-------- GIVEN DATA

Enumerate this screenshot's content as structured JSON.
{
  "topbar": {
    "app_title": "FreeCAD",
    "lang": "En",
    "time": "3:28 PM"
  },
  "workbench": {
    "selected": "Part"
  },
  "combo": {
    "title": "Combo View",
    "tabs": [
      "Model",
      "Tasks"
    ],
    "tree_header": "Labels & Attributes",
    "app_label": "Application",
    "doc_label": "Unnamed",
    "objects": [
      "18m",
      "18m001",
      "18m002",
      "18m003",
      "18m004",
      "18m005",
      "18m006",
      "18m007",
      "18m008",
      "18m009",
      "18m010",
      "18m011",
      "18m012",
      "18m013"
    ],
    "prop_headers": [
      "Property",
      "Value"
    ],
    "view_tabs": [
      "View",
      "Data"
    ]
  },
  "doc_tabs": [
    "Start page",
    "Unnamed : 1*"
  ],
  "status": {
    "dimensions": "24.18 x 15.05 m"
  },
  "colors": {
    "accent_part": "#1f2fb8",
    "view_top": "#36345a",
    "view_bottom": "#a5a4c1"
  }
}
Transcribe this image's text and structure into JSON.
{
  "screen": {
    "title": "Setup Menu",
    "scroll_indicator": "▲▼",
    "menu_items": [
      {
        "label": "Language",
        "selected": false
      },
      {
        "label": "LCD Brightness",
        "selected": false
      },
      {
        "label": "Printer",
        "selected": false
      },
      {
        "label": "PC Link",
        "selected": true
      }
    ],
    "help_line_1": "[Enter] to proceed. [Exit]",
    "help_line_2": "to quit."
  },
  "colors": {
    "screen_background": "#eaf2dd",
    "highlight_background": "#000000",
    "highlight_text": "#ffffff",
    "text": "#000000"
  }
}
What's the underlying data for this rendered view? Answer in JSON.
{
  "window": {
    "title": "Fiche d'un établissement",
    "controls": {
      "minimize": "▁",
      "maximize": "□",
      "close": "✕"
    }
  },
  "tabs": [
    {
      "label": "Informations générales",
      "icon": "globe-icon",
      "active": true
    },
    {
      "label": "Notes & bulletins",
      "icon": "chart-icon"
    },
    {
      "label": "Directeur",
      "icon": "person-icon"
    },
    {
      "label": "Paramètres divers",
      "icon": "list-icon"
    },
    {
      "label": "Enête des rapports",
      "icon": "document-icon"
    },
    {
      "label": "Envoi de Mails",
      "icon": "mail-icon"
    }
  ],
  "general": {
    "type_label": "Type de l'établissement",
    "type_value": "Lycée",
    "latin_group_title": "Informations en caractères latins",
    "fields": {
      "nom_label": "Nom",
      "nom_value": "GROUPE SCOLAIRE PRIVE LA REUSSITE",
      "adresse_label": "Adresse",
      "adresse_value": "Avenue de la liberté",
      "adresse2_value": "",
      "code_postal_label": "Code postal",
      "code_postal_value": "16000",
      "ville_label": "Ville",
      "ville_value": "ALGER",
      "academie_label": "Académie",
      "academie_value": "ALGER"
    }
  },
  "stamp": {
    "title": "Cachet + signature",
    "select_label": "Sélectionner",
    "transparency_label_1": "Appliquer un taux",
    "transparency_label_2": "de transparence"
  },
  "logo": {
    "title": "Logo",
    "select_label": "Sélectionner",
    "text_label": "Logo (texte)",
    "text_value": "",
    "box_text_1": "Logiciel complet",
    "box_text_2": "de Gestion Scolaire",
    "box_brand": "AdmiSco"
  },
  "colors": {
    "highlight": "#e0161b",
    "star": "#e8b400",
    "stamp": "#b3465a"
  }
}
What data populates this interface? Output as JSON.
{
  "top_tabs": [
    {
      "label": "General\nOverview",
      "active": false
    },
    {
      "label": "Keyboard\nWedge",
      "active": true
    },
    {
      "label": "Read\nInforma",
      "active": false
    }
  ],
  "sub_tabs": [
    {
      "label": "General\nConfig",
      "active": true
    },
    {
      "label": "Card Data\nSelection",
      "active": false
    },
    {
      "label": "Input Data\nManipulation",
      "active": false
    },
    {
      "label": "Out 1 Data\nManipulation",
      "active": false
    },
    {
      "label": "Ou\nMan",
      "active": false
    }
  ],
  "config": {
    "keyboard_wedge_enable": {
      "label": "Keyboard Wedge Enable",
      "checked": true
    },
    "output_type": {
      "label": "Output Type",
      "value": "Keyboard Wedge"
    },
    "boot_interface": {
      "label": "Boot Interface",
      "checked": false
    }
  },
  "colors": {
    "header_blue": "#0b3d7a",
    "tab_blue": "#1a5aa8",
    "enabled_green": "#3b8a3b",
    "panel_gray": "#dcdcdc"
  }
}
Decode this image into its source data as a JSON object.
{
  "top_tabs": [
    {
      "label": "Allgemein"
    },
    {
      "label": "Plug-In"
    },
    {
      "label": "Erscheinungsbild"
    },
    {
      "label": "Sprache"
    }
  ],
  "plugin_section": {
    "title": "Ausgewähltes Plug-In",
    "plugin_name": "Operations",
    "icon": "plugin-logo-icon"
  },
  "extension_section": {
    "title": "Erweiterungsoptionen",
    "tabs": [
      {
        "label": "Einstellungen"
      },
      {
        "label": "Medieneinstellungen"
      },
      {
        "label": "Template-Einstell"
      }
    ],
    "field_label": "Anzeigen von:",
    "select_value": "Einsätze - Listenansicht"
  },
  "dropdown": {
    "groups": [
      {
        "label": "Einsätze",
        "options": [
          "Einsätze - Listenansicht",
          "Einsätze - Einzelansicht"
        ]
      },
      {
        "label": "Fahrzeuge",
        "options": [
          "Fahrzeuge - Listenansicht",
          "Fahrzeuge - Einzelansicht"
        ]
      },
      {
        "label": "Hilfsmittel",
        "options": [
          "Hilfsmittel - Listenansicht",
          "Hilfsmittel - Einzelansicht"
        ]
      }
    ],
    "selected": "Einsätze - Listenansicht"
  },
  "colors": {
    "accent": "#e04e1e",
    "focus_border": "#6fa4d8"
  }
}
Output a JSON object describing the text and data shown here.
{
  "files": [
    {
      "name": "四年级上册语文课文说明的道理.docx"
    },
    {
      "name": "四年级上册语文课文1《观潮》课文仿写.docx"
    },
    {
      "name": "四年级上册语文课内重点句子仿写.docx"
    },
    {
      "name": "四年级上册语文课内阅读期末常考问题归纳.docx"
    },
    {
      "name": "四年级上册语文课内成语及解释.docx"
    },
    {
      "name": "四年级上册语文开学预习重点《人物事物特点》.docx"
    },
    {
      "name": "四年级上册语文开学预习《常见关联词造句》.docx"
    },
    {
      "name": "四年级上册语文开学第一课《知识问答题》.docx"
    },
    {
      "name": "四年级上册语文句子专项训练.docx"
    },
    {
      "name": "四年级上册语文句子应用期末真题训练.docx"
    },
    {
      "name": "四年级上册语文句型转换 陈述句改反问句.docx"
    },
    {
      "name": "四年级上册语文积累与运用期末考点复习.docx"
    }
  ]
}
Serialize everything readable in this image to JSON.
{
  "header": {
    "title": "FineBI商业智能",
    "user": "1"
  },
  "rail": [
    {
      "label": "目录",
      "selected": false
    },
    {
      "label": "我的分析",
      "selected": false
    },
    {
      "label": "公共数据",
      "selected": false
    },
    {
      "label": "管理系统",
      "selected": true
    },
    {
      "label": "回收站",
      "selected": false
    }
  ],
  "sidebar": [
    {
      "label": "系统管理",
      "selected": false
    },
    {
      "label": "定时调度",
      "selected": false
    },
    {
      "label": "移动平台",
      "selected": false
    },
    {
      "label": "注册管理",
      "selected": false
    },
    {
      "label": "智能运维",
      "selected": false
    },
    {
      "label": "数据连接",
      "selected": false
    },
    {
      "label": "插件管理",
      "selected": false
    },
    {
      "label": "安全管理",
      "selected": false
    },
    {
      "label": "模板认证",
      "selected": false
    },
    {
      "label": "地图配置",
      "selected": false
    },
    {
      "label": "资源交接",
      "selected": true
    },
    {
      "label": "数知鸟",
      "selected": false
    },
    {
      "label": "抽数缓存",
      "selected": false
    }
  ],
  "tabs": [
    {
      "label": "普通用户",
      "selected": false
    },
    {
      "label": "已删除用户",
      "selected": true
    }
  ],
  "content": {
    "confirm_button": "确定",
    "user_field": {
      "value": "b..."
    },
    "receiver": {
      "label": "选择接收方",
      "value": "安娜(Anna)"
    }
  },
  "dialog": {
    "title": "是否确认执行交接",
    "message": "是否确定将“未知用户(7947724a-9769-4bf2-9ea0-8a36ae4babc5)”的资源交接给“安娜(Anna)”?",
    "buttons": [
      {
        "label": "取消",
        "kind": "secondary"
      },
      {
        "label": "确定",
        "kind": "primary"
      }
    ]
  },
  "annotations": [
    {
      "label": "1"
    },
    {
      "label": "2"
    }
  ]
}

----------------

Copy every line from the records above that contains the word "Einzelansicht".

*FULL ANSWER*
          "Einsätze - Einzelansicht"
          "Fahrzeuge - Einzelansicht"
          "Hilfsmittel - Einzelansicht"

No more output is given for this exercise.